→ Stated problem:
Omit every picture, then give all the entries again exactly.
═════ The records
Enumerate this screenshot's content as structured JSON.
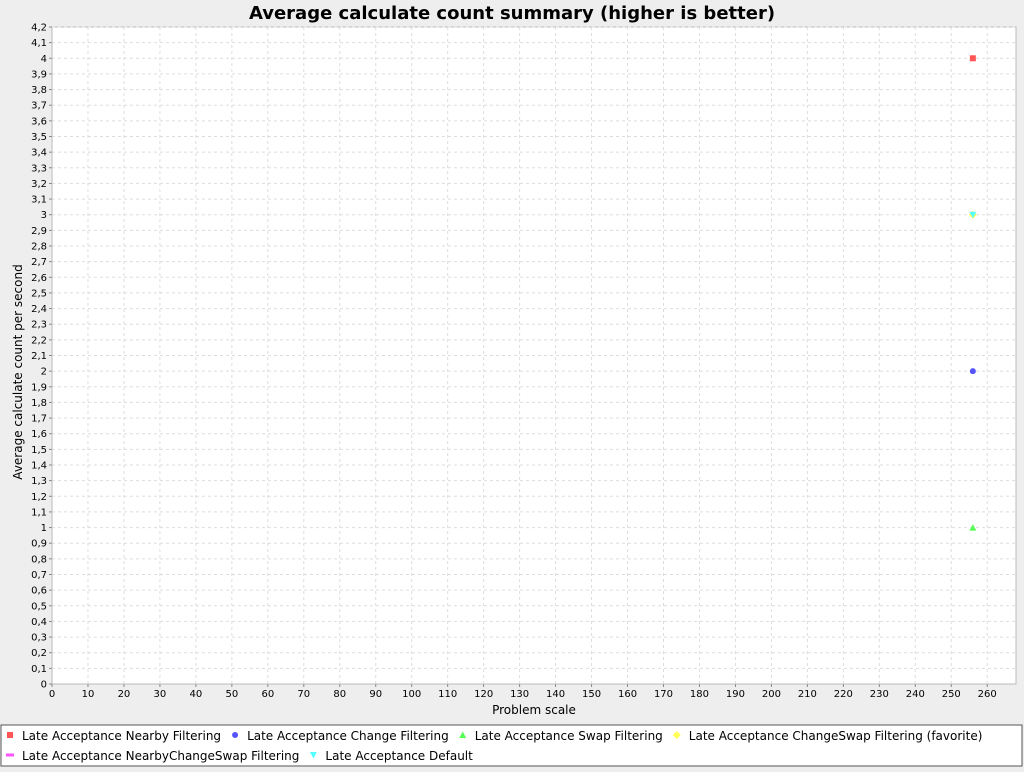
{
  "chart_data": {
    "type": "scatter",
    "title": "Average calculate count summary (higher is better)",
    "xlabel": "Problem scale",
    "ylabel": "Average calculate count per second",
    "xlim": [
      0,
      268
    ],
    "ylim": [
      0,
      4.2
    ],
    "x_ticks": [
      "0",
      "10",
      "20",
      "30",
      "40",
      "50",
      "60",
      "70",
      "80",
      "90",
      "100",
      "110",
      "120",
      "130",
      "140",
      "150",
      "160",
      "170",
      "180",
      "190",
      "200",
      "210",
      "220",
      "230",
      "240",
      "250",
      "260"
    ],
    "y_ticks": [
      "0",
      "0,1",
      "0,2",
      "0,3",
      "0,4",
      "0,5",
      "0,6",
      "0,7",
      "0,8",
      "0,9",
      "1",
      "1,1",
      "1,2",
      "1,3",
      "1,4",
      "1,5",
      "1,6",
      "1,7",
      "1,8",
      "1,9",
      "2",
      "2,1",
      "2,2",
      "2,3",
      "2,4",
      "2,5",
      "2,6",
      "2,7",
      "2,8",
      "2,9",
      "3",
      "3,1",
      "3,2",
      "3,3",
      "3,4",
      "3,5",
      "3,6",
      "3,7",
      "3,8",
      "3,9",
      "4",
      "4,1",
      "4,2"
    ],
    "grid": true,
    "legend_position": "bottom",
    "series": [
      {
        "name": "Late Acceptance Nearby Filtering",
        "color": "#ff5555",
        "marker": "square",
        "x": [
          256
        ],
        "y": [
          4
        ]
      },
      {
        "name": "Late Acceptance Change Filtering",
        "color": "#5555ff",
        "marker": "circle",
        "x": [
          256
        ],
        "y": [
          2
        ]
      },
      {
        "name": "Late Acceptance Swap Filtering",
        "color": "#55ff55",
        "marker": "triangle-up",
        "x": [
          256
        ],
        "y": [
          1
        ]
      },
      {
        "name": "Late Acceptance ChangeSwap Filtering (favorite)",
        "color": "#ffff55",
        "marker": "diamond",
        "x": [
          256
        ],
        "y": [
          3
        ]
      },
      {
        "name": "Late Acceptance NearbyChangeSwap Filtering",
        "color": "#ff55ff",
        "marker": "rect-h",
        "x": [],
        "y": []
      },
      {
        "name": "Late Acceptance Default",
        "color": "#55ffff",
        "marker": "triangle-down",
        "x": [
          256
        ],
        "y": [
          3
        ]
      }
    ]
  }
}
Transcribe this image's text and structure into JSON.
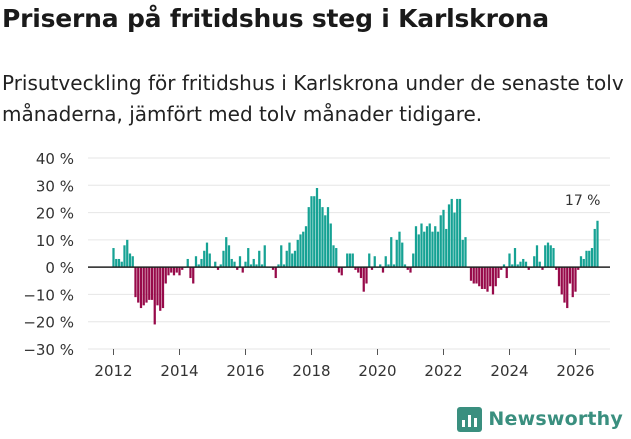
{
  "header": {
    "title": "Priserna på fritidshus steg i Karlskrona",
    "subtitle": "Prisutveckling för fritidshus i Karlskrona under de senaste tolv månaderna, jämfört med tolv månader tidigare."
  },
  "brand": {
    "name": "Newsworthy",
    "logo_icon": "newsworthy-chart-icon",
    "color": "#3a8f7f"
  },
  "colors": {
    "positive": "#16a294",
    "negative": "#970a4a",
    "zero_line": "#222222",
    "grid": "#e6e6e6",
    "text": "#333333"
  },
  "chart_data": {
    "type": "bar",
    "title": "Priserna på fritidshus steg i Karlskrona",
    "ylabel": "",
    "xlabel": "",
    "ylim": [
      -30,
      40
    ],
    "y_ticks": [
      40,
      30,
      20,
      10,
      0,
      -10,
      -20,
      -30
    ],
    "y_tick_labels": [
      "40 %",
      "30 %",
      "20 %",
      "10 %",
      "0 %",
      "−10 %",
      "−20 %",
      "−30 %"
    ],
    "x_ticks": [
      2012,
      2014,
      2016,
      2018,
      2020,
      2022,
      2024,
      2026
    ],
    "x_tick_labels": [
      "2012",
      "2014",
      "2016",
      "2018",
      "2020",
      "2022",
      "2024",
      "2026"
    ],
    "grid": true,
    "start": "2012-01",
    "frequency": "monthly",
    "values": [
      7,
      3,
      3,
      2,
      8,
      10,
      5,
      4,
      -11,
      -13,
      -15,
      -14,
      -13,
      -12,
      -12,
      -21,
      -14,
      -16,
      -15,
      -6,
      -3,
      -2,
      -3,
      -2,
      -3,
      -1,
      0,
      3,
      -4,
      -6,
      4,
      1,
      3,
      6,
      9,
      5,
      0,
      2,
      -1,
      1,
      6,
      11,
      8,
      3,
      2,
      -1,
      4,
      -2,
      2,
      7,
      1,
      3,
      1,
      6,
      1,
      8,
      0,
      0,
      -1,
      -4,
      1,
      8,
      1,
      6,
      9,
      5,
      6,
      10,
      12,
      13,
      15,
      22,
      26,
      26,
      29,
      25,
      22,
      19,
      22,
      16,
      8,
      7,
      -2,
      -3,
      0,
      5,
      5,
      5,
      -1,
      -2,
      -4,
      -9,
      -6,
      5,
      -1,
      4,
      0,
      1,
      -2,
      4,
      1,
      11,
      1,
      10,
      13,
      9,
      1,
      -1,
      -2,
      5,
      15,
      12,
      16,
      13,
      15,
      16,
      13,
      15,
      13,
      19,
      21,
      14,
      23,
      25,
      20,
      25,
      25,
      10,
      11,
      0,
      -5,
      -6,
      -6,
      -7,
      -8,
      -8,
      -9,
      -7,
      -10,
      -7,
      -4,
      -1,
      1,
      -4,
      5,
      1,
      7,
      1,
      2,
      3,
      2,
      -1,
      0,
      4,
      8,
      2,
      -1,
      8,
      9,
      8,
      7,
      -1,
      -7,
      -10,
      -13,
      -15,
      -6,
      -11,
      -9,
      -1,
      4,
      3,
      6,
      6,
      7,
      14,
      17
    ],
    "annotation": {
      "text": "17 %",
      "target": "last_value"
    }
  }
}
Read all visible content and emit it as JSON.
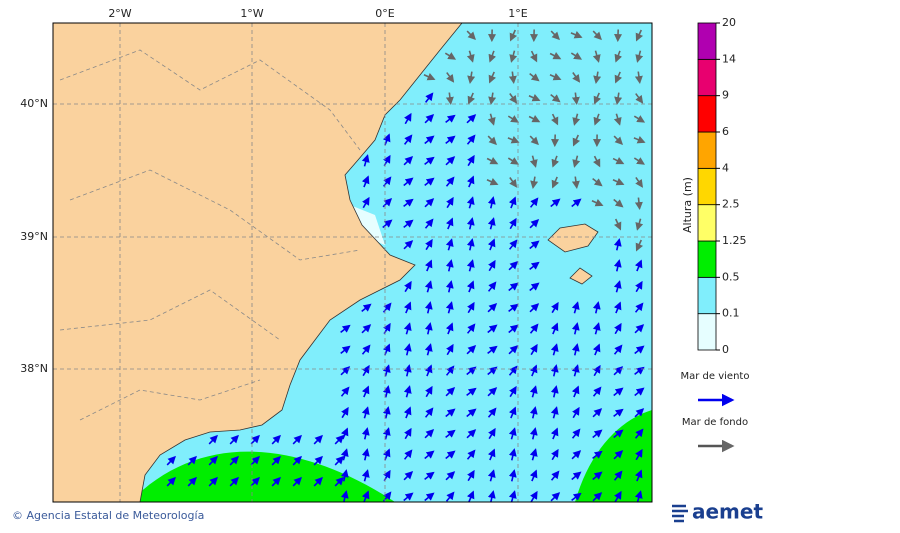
{
  "map": {
    "lon_ticks": [
      "2°W",
      "1°W",
      "0°E",
      "1°E"
    ],
    "lat_ticks": [
      "40°N",
      "39°N",
      "38°N"
    ],
    "colorbar": {
      "title": "Altura (m)",
      "levels": [
        0,
        0.1,
        0.5,
        1.25,
        2.5,
        4,
        6,
        9,
        14,
        20
      ],
      "colors": [
        "#e6feff",
        "#80eefc",
        "#00ee00",
        "#ffff66",
        "#ffd700",
        "#ffa500",
        "#ff0000",
        "#e8006f",
        "#b000b0"
      ]
    }
  },
  "legend": [
    {
      "label": "Mar de viento",
      "color": "#0000ee"
    },
    {
      "label": "Mar de fondo",
      "color": "#555555"
    }
  ],
  "footer": {
    "credit": "© Agencia Estatal de Meteorología",
    "logo": "aemet"
  }
}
══════════
→ Reply:
Enumerate this screenshot's content as structured JSON.
{
  "chart_data": {
    "type": "scatter",
    "title": "Average calculate count summary (higher is better)",
    "xlabel": "Problem scale",
    "ylabel": "Average calculate count per second",
    "xlim": [
      0,
      268
    ],
    "ylim": [
      0,
      4.2
    ],
    "x_ticks": [
      "0",
      "10",
      "20",
      "30",
      "40",
      "50",
      "60",
      "70",
      "80",
      "90",
      "100",
      "110",
      "120",
      "130",
      "140",
      "150",
      "160",
      "170",
      "180",
      "190",
      "200",
      "210",
      "220",
      "230",
      "240",
      "250",
      "260"
    ],
    "y_ticks": [
      "0",
      "0,1",
      "0,2",
      "0,3",
      "0,4",
      "0,5",
      "0,6",
      "0,7",
      "0,8",
      "0,9",
      "1",
      "1,1",
      "1,2",
      "1,3",
      "1,4",
      "1,5",
      "1,6",
      "1,7",
      "1,8",
      "1,9",
      "2",
      "2,1",
      "2,2",
      "2,3",
      "2,4",
      "2,5",
      "2,6",
      "2,7",
      "2,8",
      "2,9",
      "3",
      "3,1",
      "3,2",
      "3,3",
      "3,4",
      "3,5",
      "3,6",
      "3,7",
      "3,8",
      "3,9",
      "4",
      "4,1",
      "4,2"
    ],
    "grid": true,
    "legend_position": "bottom",
    "series": [
      {
        "name": "Late Acceptance Nearby Filtering",
        "color": "#ff5555",
        "marker": "square",
        "x": [
          256
        ],
        "y": [
          4
        ]
      },
      {
        "name": "Late Acceptance Change Filtering",
        "color": "#5555ff",
        "marker": "circle",
        "x": [
          256
        ],
        "y": [
          2
        ]
      },
      {
        "name": "Late Acceptance Swap Filtering",
        "color": "#55ff55",
        "marker": "triangle-up",
        "x": [
          256
        ],
        "y": [
          1
        ]
      },
      {
        "name": "Late Acceptance ChangeSwap Filtering (favorite)",
        "color": "#ffff55",
        "marker": "diamond",
        "x": [
          256
        ],
        "y": [
          3
        ]
      },
      {
        "name": "Late Acceptance NearbyChangeSwap Filtering",
        "color": "#ff55ff",
        "marker": "rect-h",
        "x": [],
        "y": []
      },
      {
        "name": "Late Acceptance Default",
        "color": "#55ffff",
        "marker": "triangle-down",
        "x": [
          256
        ],
        "y": [
          3
        ]
      }
    ]
  }
}
Transcribe this image's text and structure into JSON.
{
  "header": {
    "title": "Priserna på fritidshus steg i Karlskrona",
    "subtitle": "Prisutveckling för fritidshus i Karlskrona under de senaste tolv månaderna, jämfört med tolv månader tidigare."
  },
  "brand": {
    "name": "Newsworthy",
    "logo_icon": "newsworthy-chart-icon",
    "color": "#3a8f7f"
  },
  "colors": {
    "positive": "#16a294",
    "negative": "#970a4a",
    "zero_line": "#222222",
    "grid": "#e6e6e6",
    "text": "#333333"
  },
  "chart_data": {
    "type": "bar",
    "title": "Priserna på fritidshus steg i Karlskrona",
    "ylabel": "",
    "xlabel": "",
    "ylim": [
      -30,
      40
    ],
    "y_ticks": [
      40,
      30,
      20,
      10,
      0,
      -10,
      -20,
      -30
    ],
    "y_tick_labels": [
      "40 %",
      "30 %",
      "20 %",
      "10 %",
      "0 %",
      "−10 %",
      "−20 %",
      "−30 %"
    ],
    "x_ticks": [
      2012,
      2014,
      2016,
      2018,
      2020,
      2022,
      2024,
      2026
    ],
    "x_tick_labels": [
      "2012",
      "2014",
      "2016",
      "2018",
      "2020",
      "2022",
      "2024",
      "2026"
    ],
    "grid": true,
    "start": "2012-01",
    "frequency": "monthly",
    "values": [
      7,
      3,
      3,
      2,
      8,
      10,
      5,
      4,
      -11,
      -13,
      -15,
      -14,
      -13,
      -12,
      -12,
      -21,
      -14,
      -16,
      -15,
      -6,
      -3,
      -2,
      -3,
      -2,
      -3,
      -1,
      0,
      3,
      -4,
      -6,
      4,
      1,
      3,
      6,
      9,
      5,
      0,
      2,
      -1,
      1,
      6,
      11,
      8,
      3,
      2,
      -1,
      4,
      -2,
      2,
      7,
      1,
      3,
      1,
      6,
      1,
      8,
      0,
      0,
      -1,
      -4,
      1,
      8,
      1,
      6,
      9,
      5,
      6,
      10,
      12,
      13,
      15,
      22,
      26,
      26,
      29,
      25,
      22,
      19,
      22,
      16,
      8,
      7,
      -2,
      -3,
      0,
      5,
      5,
      5,
      -1,
      -2,
      -4,
      -9,
      -6,
      5,
      -1,
      4,
      0,
      1,
      -2,
      4,
      1,
      11,
      1,
      10,
      13,
      9,
      1,
      -1,
      -2,
      5,
      15,
      12,
      16,
      13,
      15,
      16,
      13,
      15,
      13,
      19,
      21,
      14,
      23,
      25,
      20,
      25,
      25,
      10,
      11,
      0,
      -5,
      -6,
      -6,
      -7,
      -8,
      -8,
      -9,
      -7,
      -10,
      -7,
      -4,
      -1,
      1,
      -4,
      5,
      1,
      7,
      1,
      2,
      3,
      2,
      -1,
      0,
      4,
      8,
      2,
      -1,
      8,
      9,
      8,
      7,
      -1,
      -7,
      -10,
      -13,
      -15,
      -6,
      -11,
      -9,
      -1,
      4,
      3,
      6,
      6,
      7,
      14,
      17
    ],
    "annotation": {
      "text": "17 %",
      "target": "last_value"
    }
  }
}
Read all visible content and emit it as JSON.
{
  "map": {
    "lon_ticks": [
      "2°W",
      "1°W",
      "0°E",
      "1°E"
    ],
    "lat_ticks": [
      "40°N",
      "39°N",
      "38°N"
    ],
    "colorbar": {
      "title": "Altura (m)",
      "levels": [
        0,
        0.1,
        0.5,
        1.25,
        2.5,
        4,
        6,
        9,
        14,
        20
      ],
      "colors": [
        "#e6feff",
        "#80eefc",
        "#00ee00",
        "#ffff66",
        "#ffd700",
        "#ffa500",
        "#ff0000",
        "#e8006f",
        "#b000b0"
      ]
    }
  },
  "legend": [
    {
      "label": "Mar de viento",
      "color": "#0000ee"
    },
    {
      "label": "Mar de fondo",
      "color": "#555555"
    }
  ],
  "footer": {
    "credit": "© Agencia Estatal de Meteorología",
    "logo": "aemet"
  }
}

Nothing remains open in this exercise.